(A run of records)

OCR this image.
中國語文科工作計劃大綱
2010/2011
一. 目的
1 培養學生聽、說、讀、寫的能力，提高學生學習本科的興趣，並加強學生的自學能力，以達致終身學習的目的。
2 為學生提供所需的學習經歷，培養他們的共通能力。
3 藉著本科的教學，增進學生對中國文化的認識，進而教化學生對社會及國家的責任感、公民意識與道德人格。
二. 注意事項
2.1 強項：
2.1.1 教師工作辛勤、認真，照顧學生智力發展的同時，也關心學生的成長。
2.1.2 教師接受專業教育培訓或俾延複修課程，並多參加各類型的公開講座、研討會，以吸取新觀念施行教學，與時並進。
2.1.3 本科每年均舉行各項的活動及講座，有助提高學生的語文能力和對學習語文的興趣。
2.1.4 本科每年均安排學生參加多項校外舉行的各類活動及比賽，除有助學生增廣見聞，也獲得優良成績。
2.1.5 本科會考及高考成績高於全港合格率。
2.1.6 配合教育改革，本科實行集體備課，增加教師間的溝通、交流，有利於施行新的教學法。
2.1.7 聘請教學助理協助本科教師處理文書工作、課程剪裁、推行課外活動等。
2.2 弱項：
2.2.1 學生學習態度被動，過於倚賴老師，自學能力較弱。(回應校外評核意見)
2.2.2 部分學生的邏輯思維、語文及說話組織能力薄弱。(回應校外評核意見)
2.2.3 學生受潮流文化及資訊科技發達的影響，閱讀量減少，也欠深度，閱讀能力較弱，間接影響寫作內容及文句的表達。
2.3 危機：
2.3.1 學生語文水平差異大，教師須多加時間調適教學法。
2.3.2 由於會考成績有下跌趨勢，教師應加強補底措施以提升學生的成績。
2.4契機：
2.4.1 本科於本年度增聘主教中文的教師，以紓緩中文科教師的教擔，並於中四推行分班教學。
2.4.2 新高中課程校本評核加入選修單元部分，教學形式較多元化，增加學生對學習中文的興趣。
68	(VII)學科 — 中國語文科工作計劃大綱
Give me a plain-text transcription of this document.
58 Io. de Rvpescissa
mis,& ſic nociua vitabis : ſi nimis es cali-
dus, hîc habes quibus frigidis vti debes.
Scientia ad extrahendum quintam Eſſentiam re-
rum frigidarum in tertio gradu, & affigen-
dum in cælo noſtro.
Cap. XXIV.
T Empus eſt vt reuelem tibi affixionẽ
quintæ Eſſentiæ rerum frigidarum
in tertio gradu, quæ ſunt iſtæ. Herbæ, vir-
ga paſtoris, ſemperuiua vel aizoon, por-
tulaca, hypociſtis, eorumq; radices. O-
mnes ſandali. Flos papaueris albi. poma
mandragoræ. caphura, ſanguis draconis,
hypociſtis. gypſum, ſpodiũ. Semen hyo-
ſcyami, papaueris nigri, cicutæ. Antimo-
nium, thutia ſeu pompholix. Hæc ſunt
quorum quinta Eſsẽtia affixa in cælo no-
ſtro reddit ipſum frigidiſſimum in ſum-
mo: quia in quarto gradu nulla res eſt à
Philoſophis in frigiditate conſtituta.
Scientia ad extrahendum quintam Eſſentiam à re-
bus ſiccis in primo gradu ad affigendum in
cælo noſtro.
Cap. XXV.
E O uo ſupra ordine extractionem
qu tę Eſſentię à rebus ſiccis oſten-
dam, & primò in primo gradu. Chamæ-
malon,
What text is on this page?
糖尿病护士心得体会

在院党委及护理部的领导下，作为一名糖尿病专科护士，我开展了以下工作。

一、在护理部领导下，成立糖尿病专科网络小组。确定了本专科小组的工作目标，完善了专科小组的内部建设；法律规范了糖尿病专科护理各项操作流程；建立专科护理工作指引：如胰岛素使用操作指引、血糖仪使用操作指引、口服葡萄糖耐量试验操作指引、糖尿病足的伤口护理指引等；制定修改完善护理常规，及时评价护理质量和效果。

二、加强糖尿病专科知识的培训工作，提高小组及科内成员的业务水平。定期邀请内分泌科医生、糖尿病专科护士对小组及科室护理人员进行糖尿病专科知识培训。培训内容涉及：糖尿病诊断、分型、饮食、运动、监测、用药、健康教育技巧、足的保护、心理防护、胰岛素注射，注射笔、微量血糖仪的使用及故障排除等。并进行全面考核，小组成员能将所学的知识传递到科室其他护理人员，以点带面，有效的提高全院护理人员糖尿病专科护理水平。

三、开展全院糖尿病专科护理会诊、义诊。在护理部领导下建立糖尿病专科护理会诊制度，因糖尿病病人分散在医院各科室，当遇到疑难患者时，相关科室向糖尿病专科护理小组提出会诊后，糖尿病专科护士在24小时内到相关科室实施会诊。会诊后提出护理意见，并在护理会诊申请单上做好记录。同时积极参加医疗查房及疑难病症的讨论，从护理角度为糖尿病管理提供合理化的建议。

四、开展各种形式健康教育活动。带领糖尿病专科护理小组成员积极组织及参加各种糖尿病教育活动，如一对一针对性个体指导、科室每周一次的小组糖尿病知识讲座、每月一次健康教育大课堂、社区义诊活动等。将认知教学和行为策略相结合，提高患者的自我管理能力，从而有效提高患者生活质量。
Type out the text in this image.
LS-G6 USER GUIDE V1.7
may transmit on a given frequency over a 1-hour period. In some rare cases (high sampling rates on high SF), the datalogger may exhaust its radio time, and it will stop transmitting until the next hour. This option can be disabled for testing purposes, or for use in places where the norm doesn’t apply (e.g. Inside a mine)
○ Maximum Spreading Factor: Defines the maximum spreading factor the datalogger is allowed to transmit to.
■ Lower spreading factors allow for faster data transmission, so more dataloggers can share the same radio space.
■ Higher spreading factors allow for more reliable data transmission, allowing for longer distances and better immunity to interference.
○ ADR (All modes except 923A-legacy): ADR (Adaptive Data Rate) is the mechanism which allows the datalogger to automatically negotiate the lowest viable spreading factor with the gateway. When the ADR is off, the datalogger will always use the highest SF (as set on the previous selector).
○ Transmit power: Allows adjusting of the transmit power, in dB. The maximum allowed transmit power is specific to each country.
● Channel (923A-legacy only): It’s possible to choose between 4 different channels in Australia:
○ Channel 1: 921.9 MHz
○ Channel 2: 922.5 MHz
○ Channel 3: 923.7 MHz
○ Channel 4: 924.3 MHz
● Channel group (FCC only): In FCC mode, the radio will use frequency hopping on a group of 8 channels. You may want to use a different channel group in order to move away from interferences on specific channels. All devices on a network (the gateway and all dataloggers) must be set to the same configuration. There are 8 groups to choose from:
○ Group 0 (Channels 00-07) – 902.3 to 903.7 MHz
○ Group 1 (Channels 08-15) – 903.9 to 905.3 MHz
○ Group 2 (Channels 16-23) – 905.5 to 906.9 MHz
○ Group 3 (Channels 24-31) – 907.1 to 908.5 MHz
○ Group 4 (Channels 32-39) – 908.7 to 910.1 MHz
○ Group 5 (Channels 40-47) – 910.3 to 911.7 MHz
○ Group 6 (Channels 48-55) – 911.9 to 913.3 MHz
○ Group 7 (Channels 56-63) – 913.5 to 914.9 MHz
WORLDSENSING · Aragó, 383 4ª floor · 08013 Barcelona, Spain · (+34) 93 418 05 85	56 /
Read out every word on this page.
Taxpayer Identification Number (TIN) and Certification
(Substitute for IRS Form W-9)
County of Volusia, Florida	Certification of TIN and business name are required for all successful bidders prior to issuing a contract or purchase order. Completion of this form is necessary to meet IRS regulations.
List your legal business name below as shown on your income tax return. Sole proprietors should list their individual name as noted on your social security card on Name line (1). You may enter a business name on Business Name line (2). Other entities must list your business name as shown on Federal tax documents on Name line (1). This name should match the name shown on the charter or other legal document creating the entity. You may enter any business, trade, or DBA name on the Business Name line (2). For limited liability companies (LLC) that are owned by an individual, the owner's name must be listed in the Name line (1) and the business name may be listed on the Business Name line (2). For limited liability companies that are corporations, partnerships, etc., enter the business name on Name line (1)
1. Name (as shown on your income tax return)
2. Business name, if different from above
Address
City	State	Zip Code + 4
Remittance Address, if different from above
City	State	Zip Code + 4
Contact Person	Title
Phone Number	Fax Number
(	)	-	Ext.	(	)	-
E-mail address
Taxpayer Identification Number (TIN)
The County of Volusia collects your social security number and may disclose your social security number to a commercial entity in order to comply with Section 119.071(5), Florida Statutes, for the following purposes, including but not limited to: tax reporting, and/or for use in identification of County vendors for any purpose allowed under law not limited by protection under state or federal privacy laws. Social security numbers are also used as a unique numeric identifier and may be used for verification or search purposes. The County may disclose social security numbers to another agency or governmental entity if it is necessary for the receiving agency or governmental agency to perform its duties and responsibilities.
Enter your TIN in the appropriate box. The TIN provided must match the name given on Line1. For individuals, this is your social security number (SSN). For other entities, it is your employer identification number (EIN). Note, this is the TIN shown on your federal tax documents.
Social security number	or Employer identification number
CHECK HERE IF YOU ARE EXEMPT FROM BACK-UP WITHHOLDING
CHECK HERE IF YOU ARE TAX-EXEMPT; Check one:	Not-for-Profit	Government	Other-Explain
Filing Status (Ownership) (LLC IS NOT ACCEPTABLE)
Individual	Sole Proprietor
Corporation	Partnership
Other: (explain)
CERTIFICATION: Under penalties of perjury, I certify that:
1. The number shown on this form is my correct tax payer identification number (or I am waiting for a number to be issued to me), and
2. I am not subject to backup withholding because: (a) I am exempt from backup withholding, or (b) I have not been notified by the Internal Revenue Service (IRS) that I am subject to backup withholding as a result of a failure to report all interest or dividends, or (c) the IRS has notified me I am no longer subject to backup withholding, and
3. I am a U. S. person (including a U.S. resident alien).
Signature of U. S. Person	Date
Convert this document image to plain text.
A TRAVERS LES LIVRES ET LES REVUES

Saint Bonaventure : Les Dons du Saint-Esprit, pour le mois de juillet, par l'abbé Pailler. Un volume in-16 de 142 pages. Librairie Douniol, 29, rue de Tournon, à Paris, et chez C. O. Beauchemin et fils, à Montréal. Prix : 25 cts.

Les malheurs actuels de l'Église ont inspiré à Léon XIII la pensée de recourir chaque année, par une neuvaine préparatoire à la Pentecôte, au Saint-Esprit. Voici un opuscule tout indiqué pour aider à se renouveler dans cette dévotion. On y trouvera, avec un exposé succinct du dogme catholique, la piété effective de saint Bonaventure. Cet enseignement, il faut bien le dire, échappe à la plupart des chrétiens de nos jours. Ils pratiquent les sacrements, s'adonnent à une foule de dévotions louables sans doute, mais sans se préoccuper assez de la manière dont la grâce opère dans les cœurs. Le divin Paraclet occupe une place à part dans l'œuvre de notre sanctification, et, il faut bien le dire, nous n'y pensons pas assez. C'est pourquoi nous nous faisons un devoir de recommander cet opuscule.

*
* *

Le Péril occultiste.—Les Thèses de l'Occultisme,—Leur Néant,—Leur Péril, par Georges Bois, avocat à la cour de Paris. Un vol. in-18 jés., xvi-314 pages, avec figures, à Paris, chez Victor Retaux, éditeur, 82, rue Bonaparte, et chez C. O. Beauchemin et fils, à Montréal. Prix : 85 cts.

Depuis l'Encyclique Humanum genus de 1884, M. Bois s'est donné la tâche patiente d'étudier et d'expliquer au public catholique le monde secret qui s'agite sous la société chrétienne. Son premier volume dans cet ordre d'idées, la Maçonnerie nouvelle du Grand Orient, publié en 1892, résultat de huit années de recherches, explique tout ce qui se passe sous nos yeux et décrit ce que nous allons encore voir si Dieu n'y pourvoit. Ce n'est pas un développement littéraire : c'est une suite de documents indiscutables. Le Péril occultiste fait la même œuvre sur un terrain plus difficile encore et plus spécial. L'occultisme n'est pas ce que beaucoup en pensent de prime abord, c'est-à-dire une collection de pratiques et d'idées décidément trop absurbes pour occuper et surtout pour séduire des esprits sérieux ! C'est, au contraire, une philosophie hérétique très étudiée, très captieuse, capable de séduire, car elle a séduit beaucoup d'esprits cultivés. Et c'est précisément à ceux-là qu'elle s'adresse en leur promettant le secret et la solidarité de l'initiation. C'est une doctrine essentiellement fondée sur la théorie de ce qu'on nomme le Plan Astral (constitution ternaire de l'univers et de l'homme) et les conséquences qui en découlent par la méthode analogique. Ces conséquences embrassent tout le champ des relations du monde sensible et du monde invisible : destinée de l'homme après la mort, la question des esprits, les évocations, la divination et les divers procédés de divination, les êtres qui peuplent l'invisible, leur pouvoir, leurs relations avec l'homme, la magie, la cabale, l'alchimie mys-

- [What you will do] Extract each line from the listing that holds the word "papaueris".

- [Response]
mnes ſandali. Flos papaueris albi. poma
ſcyami, papaueris nigri, cicutæ. Antimo-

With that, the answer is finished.